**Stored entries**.

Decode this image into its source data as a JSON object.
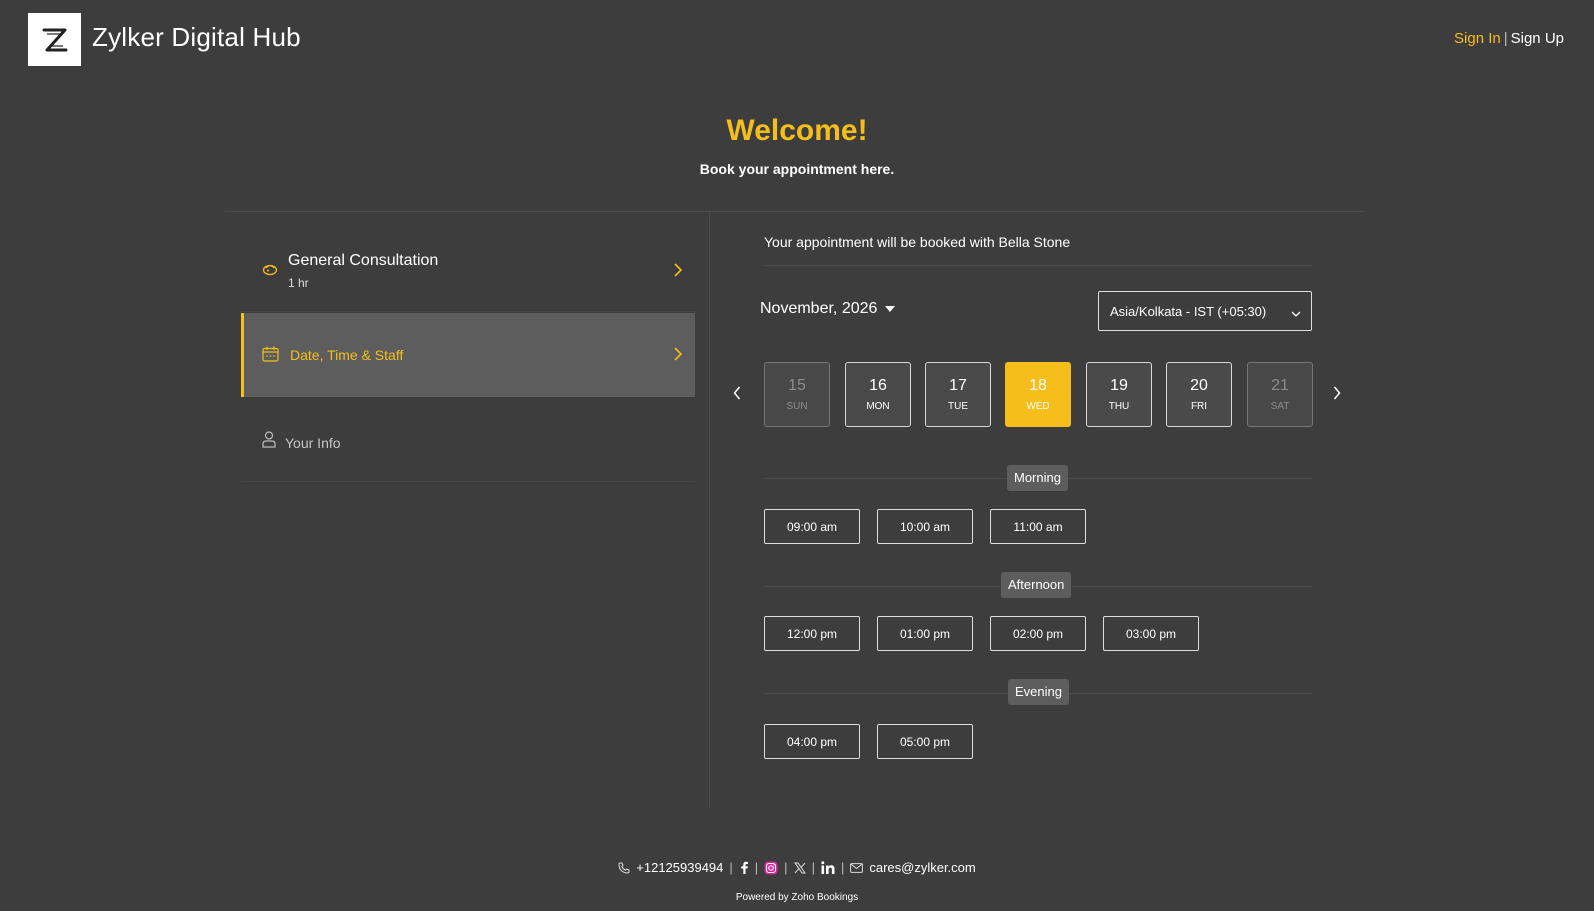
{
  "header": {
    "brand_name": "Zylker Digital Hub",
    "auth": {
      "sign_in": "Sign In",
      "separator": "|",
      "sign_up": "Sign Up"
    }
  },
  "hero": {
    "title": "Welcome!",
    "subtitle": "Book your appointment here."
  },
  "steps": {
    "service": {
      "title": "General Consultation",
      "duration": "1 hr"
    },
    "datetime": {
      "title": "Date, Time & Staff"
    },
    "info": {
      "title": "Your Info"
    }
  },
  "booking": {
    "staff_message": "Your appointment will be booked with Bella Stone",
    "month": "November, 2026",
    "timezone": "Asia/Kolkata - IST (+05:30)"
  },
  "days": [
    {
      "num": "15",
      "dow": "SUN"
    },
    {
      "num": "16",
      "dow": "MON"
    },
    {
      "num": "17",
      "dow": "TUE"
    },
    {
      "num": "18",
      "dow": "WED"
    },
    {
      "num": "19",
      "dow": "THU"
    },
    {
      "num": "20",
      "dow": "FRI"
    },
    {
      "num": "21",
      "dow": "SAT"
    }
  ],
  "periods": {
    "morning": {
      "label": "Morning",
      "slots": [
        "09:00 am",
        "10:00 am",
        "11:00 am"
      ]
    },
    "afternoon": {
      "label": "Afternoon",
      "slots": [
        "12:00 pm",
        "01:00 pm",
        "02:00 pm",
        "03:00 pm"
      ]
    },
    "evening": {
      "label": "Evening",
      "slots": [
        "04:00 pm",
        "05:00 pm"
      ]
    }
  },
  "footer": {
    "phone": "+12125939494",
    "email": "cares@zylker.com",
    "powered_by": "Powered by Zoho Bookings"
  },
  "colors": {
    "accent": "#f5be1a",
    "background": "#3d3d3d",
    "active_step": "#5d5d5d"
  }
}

**Task to complete**. Any pictures should be dropped; transcribe the rest of the records above exactly.

**Answer**.
Decode this image into its source data as a JSON object.
{
  "header": {
    "brand_name": "Zylker Digital Hub",
    "auth": {
      "sign_in": "Sign In",
      "separator": "|",
      "sign_up": "Sign Up"
    }
  },
  "hero": {
    "title": "Welcome!",
    "subtitle": "Book your appointment here."
  },
  "steps": {
    "service": {
      "title": "General Consultation",
      "duration": "1 hr"
    },
    "datetime": {
      "title": "Date, Time & Staff"
    },
    "info": {
      "title": "Your Info"
    }
  },
  "booking": {
    "staff_message": "Your appointment will be booked with Bella Stone",
    "month": "November, 2026",
    "timezone": "Asia/Kolkata - IST (+05:30)"
  },
  "days": [
    {
      "num": "15",
      "dow": "SUN"
    },
    {
      "num": "16",
      "dow": "MON"
    },
    {
      "num": "17",
      "dow": "TUE"
    },
    {
      "num": "18",
      "dow": "WED"
    },
    {
      "num": "19",
      "dow": "THU"
    },
    {
      "num": "20",
      "dow": "FRI"
    },
    {
      "num": "21",
      "dow": "SAT"
    }
  ],
  "periods": {
    "morning": {
      "label": "Morning",
      "slots": [
        "09:00 am",
        "10:00 am",
        "11:00 am"
      ]
    },
    "afternoon": {
      "label": "Afternoon",
      "slots": [
        "12:00 pm",
        "01:00 pm",
        "02:00 pm",
        "03:00 pm"
      ]
    },
    "evening": {
      "label": "Evening",
      "slots": [
        "04:00 pm",
        "05:00 pm"
      ]
    }
  },
  "footer": {
    "phone": "+12125939494",
    "email": "cares@zylker.com",
    "powered_by": "Powered by Zoho Bookings"
  },
  "colors": {
    "accent": "#f5be1a",
    "background": "#3d3d3d",
    "active_step": "#5d5d5d"
  }
}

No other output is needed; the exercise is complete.